(Figure record listings)
^^^^^^^^
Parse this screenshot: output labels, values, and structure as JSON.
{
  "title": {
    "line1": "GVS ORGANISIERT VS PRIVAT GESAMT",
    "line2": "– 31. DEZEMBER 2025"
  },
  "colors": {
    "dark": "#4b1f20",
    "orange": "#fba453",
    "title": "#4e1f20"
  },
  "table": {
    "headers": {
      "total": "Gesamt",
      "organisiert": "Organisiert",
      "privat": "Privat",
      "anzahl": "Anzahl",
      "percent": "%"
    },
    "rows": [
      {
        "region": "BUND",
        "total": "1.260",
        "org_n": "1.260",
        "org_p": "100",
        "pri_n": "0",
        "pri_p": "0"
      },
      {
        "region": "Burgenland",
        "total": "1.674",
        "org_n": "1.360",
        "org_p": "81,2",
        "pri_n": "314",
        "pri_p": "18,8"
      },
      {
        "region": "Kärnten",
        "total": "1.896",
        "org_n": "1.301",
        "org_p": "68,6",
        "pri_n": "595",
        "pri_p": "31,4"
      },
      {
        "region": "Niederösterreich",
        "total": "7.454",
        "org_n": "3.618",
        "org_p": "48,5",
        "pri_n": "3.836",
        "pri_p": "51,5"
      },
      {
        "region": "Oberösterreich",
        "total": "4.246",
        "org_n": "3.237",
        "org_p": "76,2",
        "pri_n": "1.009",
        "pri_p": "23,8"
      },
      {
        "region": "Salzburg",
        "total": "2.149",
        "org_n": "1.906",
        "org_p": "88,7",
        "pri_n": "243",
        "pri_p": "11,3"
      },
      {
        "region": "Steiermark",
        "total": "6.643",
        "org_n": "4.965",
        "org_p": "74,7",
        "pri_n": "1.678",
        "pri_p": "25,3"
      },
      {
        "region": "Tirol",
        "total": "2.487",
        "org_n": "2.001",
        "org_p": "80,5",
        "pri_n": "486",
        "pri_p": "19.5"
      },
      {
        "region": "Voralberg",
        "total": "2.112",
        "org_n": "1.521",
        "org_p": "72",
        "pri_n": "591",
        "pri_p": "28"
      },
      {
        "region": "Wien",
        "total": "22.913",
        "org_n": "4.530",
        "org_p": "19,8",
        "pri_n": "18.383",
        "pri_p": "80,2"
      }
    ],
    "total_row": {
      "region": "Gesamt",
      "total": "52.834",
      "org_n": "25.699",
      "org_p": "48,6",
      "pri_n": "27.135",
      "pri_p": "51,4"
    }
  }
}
^^^^^^^^
## WHAT THE TASK ASKS
Search the lines above for the string "region", then show every one that has it.

## RESULT OF THIS TASK
        "region": "BUND",
        "region": "Burgenland",
        "region": "Kärnten",
        "region": "Niederösterreich",
        "region": "Oberösterreich",
        "region": "Salzburg",
        "region": "Steiermark",
        "region": "Tirol",
        "region": "Voralberg",
        "region": "Wien",
      "region": "Gesamt",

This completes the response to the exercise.